Collected data
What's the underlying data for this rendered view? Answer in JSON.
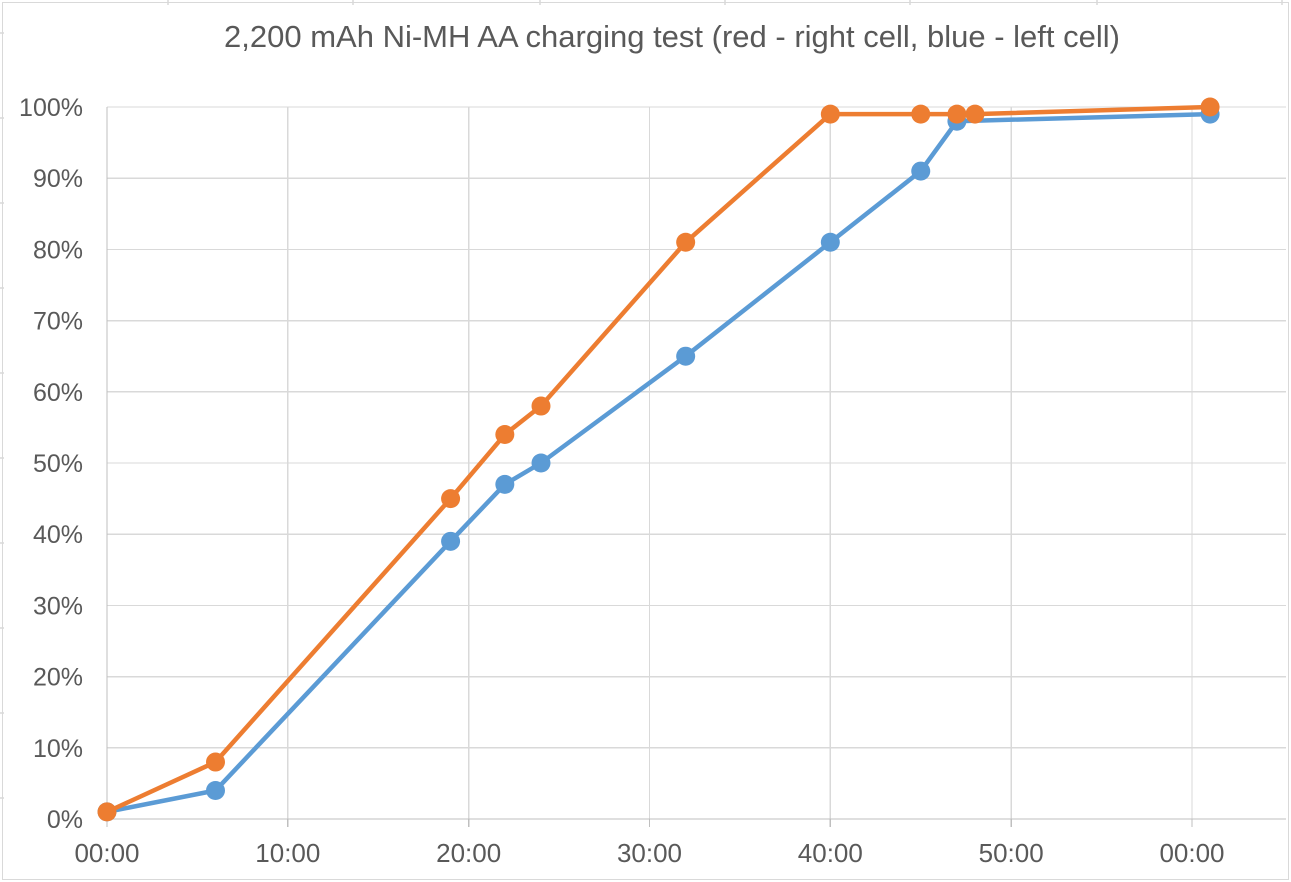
{
  "chart_data": {
    "type": "line",
    "title": "2,200 mAh Ni-MH AA charging test (red - right cell, blue - left cell)",
    "xlabel": "",
    "ylabel": "",
    "x_tick_labels": [
      "00:00",
      "10:00",
      "20:00",
      "30:00",
      "40:00",
      "50:00",
      "00:00"
    ],
    "x_tick_minutes": [
      0,
      10,
      20,
      30,
      40,
      50,
      60
    ],
    "y_tick_labels": [
      "0%",
      "10%",
      "20%",
      "30%",
      "40%",
      "50%",
      "60%",
      "70%",
      "80%",
      "90%",
      "100%"
    ],
    "y_tick_values": [
      0,
      10,
      20,
      30,
      40,
      50,
      60,
      70,
      80,
      90,
      100
    ],
    "x_range_minutes": [
      0,
      65.2
    ],
    "y_range_percent": [
      0,
      100
    ],
    "grid": true,
    "legend_position": "none",
    "series": [
      {
        "key": "left-cell",
        "name": "blue - left cell",
        "color": "#5B9BD5",
        "x_minutes": [
          0,
          6,
          19,
          22,
          24,
          32,
          40,
          45,
          47,
          61
        ],
        "values_percent": [
          1,
          4,
          39,
          47,
          50,
          65,
          81,
          91,
          98,
          99
        ]
      },
      {
        "key": "right-cell",
        "name": "red - right cell",
        "color": "#ED7D31",
        "x_minutes": [
          0,
          6,
          19,
          22,
          24,
          32,
          40,
          45,
          47,
          48,
          61
        ],
        "values_percent": [
          1,
          8,
          45,
          54,
          58,
          81,
          99,
          99,
          99,
          99,
          100
        ]
      }
    ]
  },
  "styles": {
    "background": "#FFFFFF",
    "text_color": "#595959",
    "grid_color": "#D9D9D9",
    "axis_color": "#BFBFBF",
    "frame_color": "#D9D9D9",
    "edge_stub_color": "#D9D9D9"
  }
}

→ Aim: Keep the pictures out of the copy and write out the data exactly as it stands.

→ Final answer:
What's the underlying data for this rendered view? Answer in JSON.
{
  "chart_data": {
    "type": "line",
    "title": "2,200 mAh Ni-MH AA charging test (red - right cell, blue - left cell)",
    "xlabel": "",
    "ylabel": "",
    "x_tick_labels": [
      "00:00",
      "10:00",
      "20:00",
      "30:00",
      "40:00",
      "50:00",
      "00:00"
    ],
    "x_tick_minutes": [
      0,
      10,
      20,
      30,
      40,
      50,
      60
    ],
    "y_tick_labels": [
      "0%",
      "10%",
      "20%",
      "30%",
      "40%",
      "50%",
      "60%",
      "70%",
      "80%",
      "90%",
      "100%"
    ],
    "y_tick_values": [
      0,
      10,
      20,
      30,
      40,
      50,
      60,
      70,
      80,
      90,
      100
    ],
    "x_range_minutes": [
      0,
      65.2
    ],
    "y_range_percent": [
      0,
      100
    ],
    "grid": true,
    "legend_position": "none",
    "series": [
      {
        "key": "left-cell",
        "name": "blue - left cell",
        "color": "#5B9BD5",
        "x_minutes": [
          0,
          6,
          19,
          22,
          24,
          32,
          40,
          45,
          47,
          61
        ],
        "values_percent": [
          1,
          4,
          39,
          47,
          50,
          65,
          81,
          91,
          98,
          99
        ]
      },
      {
        "key": "right-cell",
        "name": "red - right cell",
        "color": "#ED7D31",
        "x_minutes": [
          0,
          6,
          19,
          22,
          24,
          32,
          40,
          45,
          47,
          48,
          61
        ],
        "values_percent": [
          1,
          8,
          45,
          54,
          58,
          81,
          99,
          99,
          99,
          99,
          100
        ]
      }
    ]
  },
  "styles": {
    "background": "#FFFFFF",
    "text_color": "#595959",
    "grid_color": "#D9D9D9",
    "axis_color": "#BFBFBF",
    "frame_color": "#D9D9D9",
    "edge_stub_color": "#D9D9D9"
  }
}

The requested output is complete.